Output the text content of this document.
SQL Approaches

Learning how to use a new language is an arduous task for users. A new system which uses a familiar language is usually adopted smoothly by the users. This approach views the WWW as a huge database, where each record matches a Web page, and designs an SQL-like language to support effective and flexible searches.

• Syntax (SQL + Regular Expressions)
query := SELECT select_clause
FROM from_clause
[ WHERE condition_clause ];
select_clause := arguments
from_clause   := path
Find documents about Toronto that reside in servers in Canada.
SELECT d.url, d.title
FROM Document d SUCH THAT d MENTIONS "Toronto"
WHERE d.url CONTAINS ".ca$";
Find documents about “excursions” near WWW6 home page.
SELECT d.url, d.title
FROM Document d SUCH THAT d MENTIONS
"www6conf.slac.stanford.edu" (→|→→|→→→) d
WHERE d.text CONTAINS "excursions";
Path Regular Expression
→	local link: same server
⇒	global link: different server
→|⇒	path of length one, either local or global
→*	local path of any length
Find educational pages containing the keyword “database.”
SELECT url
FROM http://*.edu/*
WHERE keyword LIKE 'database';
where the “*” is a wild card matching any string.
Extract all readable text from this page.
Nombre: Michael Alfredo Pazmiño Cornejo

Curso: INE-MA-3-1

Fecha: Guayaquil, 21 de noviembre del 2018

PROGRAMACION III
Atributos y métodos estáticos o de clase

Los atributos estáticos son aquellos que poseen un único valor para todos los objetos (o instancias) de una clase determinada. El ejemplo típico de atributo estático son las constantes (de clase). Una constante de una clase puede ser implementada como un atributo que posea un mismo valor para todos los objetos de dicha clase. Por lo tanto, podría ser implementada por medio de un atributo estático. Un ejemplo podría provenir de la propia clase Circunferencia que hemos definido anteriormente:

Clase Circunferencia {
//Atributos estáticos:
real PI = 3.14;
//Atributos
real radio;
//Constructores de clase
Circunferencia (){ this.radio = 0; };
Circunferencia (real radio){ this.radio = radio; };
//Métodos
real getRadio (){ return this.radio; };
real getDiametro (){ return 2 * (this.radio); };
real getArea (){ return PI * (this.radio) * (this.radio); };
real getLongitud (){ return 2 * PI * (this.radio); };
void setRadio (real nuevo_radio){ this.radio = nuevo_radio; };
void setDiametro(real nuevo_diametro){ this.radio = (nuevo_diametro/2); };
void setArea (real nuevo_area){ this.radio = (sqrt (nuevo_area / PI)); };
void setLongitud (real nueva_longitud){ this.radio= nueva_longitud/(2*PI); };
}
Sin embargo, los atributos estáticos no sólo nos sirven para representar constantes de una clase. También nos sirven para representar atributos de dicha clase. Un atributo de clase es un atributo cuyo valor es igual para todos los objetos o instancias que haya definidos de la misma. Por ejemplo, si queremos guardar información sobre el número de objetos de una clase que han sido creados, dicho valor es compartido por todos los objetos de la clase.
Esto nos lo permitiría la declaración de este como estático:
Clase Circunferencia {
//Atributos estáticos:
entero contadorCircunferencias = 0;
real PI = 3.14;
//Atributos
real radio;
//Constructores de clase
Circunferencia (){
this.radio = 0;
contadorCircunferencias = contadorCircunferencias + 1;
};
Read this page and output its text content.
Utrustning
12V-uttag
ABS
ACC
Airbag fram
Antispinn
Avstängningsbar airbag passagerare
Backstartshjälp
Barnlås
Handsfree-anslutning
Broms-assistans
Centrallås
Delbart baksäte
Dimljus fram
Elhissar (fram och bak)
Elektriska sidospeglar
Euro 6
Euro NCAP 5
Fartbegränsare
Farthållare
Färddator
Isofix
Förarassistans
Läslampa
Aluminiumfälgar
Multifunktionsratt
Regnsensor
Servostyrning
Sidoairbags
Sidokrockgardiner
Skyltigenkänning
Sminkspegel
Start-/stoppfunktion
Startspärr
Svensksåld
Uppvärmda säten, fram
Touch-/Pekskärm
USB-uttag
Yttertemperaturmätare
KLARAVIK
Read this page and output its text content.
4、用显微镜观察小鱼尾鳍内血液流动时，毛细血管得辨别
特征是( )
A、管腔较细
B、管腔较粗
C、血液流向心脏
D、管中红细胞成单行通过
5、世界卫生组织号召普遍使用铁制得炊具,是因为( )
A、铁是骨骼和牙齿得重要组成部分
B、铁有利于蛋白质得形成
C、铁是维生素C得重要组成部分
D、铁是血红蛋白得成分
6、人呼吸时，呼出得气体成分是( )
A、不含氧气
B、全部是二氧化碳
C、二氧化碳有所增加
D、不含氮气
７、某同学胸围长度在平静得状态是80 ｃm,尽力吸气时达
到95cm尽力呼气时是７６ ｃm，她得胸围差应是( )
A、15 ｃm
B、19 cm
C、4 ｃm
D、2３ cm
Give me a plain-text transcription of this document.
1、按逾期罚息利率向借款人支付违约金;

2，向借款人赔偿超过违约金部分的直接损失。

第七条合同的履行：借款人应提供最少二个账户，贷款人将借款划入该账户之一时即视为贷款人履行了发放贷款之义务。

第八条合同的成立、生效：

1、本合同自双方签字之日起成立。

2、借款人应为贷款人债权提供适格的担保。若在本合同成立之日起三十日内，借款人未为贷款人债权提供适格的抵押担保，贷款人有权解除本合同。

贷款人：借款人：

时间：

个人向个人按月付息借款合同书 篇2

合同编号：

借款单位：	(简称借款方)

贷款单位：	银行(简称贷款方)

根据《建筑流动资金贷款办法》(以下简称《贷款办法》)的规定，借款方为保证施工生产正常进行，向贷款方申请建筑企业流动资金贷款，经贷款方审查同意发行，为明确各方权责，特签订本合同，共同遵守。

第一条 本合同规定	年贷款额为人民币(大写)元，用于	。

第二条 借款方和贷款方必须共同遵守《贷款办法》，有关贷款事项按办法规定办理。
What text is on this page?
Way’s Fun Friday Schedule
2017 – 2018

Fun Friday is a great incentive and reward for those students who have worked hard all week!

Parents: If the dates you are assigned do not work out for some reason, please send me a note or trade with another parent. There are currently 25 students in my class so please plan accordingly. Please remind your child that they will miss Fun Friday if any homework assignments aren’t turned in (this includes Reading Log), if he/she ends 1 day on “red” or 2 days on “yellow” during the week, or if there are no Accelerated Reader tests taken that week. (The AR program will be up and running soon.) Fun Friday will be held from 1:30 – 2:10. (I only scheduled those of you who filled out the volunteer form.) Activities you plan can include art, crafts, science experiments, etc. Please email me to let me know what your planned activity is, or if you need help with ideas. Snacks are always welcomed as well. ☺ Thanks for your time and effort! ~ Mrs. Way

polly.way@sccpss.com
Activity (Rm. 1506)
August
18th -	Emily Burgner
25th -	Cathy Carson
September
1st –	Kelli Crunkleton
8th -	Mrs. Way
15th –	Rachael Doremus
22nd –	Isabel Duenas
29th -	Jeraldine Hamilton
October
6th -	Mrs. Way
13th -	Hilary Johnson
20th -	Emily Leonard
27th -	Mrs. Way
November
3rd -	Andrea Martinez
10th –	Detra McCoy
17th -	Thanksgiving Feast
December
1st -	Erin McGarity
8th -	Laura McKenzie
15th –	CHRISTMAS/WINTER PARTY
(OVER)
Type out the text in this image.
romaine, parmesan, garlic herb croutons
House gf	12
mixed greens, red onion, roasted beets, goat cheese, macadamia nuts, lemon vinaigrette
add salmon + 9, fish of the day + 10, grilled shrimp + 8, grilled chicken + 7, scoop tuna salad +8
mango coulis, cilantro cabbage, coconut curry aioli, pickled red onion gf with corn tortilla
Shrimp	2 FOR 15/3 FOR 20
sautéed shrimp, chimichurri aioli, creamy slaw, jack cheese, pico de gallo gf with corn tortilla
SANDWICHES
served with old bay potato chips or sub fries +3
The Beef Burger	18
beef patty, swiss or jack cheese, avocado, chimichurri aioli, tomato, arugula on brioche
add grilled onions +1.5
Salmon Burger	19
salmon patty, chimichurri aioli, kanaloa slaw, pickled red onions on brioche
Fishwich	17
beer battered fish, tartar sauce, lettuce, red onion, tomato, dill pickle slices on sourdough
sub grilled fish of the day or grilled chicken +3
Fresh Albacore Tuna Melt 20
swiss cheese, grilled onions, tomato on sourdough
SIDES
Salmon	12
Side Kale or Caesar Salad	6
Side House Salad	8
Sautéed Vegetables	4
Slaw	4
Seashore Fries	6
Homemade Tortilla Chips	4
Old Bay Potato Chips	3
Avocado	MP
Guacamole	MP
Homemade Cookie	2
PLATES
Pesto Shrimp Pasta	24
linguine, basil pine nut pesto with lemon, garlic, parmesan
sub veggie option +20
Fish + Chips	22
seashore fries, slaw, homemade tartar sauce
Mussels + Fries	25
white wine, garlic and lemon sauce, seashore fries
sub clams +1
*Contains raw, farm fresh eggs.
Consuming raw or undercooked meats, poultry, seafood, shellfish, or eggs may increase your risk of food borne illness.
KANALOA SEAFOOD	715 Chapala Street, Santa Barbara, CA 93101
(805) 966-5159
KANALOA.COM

#####

WHAT THE EXERCISE ASKS: From the records above, pick out and copy each line holding the word "global".

RESPONSE TO THE EXERCISE:
⇒	global link: different server
→|⇒	path of length one, either local or global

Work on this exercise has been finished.